Data records:

▬▬▬▬▬▬▬▬▬▬

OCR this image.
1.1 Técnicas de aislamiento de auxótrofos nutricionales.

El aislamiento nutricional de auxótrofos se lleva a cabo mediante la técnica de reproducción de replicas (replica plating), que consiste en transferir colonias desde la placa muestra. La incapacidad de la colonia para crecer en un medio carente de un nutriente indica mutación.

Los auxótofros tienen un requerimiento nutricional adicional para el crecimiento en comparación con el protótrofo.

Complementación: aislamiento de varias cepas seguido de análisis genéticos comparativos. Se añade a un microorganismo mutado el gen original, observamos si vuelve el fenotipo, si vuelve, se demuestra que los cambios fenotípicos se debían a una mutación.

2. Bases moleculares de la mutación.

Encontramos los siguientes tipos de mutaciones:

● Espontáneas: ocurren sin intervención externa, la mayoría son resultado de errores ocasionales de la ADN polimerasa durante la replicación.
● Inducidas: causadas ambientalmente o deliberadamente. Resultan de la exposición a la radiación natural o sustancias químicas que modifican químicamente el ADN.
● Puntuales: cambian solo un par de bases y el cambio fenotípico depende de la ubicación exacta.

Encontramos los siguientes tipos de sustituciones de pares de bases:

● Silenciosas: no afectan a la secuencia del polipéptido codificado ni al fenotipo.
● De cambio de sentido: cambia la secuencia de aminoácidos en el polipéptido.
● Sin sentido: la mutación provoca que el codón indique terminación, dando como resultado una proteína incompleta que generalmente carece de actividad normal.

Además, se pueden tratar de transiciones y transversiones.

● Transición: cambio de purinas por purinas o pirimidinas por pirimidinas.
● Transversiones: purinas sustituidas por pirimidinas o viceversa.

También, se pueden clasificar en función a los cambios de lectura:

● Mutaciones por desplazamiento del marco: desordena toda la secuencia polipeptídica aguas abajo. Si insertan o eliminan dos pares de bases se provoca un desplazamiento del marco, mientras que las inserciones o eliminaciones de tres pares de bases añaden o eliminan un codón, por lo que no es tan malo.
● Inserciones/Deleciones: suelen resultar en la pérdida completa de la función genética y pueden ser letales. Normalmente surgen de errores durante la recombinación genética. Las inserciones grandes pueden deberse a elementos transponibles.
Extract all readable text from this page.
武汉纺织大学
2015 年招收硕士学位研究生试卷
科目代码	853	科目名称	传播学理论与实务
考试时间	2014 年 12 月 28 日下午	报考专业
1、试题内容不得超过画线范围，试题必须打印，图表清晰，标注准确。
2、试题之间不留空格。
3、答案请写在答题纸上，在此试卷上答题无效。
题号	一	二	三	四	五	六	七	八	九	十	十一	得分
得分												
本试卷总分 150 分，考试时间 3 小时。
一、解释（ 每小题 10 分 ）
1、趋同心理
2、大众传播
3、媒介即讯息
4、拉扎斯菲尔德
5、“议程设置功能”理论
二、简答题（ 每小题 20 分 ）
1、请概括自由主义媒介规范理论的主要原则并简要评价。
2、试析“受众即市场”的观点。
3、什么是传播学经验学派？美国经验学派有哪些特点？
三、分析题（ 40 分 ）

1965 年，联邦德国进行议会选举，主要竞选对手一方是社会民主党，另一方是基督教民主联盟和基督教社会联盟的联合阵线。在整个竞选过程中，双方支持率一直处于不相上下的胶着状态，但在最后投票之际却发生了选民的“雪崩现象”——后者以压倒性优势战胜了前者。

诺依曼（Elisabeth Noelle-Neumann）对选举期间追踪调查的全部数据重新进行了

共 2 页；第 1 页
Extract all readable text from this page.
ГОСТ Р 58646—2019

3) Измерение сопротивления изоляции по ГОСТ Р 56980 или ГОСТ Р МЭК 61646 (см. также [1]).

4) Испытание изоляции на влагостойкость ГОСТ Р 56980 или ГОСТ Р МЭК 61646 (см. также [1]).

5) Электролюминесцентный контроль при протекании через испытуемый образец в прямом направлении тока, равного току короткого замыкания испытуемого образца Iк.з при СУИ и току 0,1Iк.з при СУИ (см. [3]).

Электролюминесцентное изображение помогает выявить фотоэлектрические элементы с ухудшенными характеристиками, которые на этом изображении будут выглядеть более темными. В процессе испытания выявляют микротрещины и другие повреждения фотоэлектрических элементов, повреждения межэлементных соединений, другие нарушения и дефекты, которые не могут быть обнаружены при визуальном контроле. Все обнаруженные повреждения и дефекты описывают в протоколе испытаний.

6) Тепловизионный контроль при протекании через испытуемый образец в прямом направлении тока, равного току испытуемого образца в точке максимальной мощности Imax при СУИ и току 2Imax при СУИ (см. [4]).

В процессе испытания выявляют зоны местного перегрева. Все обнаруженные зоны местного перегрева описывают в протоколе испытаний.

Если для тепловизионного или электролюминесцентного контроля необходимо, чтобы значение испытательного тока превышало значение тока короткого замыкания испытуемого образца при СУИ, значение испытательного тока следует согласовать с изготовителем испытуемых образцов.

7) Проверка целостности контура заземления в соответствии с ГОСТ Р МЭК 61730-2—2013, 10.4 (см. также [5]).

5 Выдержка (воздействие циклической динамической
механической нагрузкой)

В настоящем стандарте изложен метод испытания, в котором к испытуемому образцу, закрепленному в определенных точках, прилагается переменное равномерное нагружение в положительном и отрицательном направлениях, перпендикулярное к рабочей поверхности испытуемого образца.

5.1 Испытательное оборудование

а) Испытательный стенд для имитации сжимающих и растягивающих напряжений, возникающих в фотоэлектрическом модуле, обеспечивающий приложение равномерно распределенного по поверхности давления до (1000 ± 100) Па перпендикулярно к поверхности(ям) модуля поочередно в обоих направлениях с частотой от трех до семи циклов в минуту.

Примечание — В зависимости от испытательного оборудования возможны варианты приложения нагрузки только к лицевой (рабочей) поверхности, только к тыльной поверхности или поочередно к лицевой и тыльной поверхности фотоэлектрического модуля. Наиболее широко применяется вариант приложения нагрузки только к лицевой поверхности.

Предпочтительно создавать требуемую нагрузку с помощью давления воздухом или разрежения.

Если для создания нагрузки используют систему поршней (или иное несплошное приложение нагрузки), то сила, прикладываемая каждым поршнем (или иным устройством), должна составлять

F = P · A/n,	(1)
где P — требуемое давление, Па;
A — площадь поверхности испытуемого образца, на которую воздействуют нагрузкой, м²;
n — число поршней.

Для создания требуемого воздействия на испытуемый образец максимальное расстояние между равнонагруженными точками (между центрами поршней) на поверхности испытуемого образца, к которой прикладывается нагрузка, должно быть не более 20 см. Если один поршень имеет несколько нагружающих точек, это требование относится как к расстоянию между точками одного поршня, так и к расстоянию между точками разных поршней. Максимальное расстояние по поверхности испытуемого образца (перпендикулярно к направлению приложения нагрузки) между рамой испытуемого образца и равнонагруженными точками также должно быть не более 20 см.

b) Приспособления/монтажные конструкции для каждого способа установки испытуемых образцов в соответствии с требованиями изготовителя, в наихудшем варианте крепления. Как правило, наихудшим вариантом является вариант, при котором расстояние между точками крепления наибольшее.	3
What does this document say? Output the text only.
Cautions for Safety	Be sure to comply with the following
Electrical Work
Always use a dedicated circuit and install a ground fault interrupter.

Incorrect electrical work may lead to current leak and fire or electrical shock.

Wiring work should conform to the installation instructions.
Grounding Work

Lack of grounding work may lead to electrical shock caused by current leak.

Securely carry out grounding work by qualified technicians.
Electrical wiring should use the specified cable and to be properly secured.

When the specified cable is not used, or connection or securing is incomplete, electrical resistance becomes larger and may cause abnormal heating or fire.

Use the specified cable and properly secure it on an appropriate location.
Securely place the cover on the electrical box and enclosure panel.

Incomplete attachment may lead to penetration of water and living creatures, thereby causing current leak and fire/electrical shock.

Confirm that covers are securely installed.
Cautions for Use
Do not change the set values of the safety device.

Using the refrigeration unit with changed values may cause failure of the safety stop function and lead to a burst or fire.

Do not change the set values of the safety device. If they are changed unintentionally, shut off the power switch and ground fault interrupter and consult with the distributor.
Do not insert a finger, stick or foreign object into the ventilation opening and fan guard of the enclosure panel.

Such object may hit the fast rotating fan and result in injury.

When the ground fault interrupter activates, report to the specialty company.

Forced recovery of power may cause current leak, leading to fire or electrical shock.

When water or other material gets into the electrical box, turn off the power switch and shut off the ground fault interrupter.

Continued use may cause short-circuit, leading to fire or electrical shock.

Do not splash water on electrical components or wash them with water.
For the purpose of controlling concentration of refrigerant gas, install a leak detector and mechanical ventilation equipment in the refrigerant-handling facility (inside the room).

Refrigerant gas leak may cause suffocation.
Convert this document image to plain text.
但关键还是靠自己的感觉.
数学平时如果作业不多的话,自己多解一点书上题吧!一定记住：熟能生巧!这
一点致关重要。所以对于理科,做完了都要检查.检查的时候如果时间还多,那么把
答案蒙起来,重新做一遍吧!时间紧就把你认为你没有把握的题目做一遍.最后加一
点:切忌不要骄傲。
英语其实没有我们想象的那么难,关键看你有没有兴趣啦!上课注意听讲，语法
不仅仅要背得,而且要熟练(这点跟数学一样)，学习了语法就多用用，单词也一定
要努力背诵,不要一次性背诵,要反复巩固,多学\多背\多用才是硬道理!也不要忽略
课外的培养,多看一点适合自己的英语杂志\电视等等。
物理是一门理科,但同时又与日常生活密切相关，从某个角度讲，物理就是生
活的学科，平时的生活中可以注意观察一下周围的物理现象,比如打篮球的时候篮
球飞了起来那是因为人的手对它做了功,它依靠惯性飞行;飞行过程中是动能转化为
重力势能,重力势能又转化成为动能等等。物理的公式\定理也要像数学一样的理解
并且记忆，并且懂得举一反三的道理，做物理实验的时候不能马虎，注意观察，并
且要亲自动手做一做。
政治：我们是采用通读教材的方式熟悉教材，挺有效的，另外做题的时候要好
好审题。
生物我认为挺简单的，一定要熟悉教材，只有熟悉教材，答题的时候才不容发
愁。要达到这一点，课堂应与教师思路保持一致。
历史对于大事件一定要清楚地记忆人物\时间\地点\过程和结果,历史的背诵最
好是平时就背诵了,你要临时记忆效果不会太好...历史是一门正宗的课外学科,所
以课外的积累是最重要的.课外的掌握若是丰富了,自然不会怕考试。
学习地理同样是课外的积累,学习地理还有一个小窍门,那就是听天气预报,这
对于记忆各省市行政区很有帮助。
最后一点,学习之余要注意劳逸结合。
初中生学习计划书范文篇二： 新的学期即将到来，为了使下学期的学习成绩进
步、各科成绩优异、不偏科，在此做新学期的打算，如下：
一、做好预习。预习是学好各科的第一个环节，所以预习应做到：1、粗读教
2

▬▬▬▬▬▬▬▬▬▬

Only the number is needed: state how many lines in the listing contain "через".

2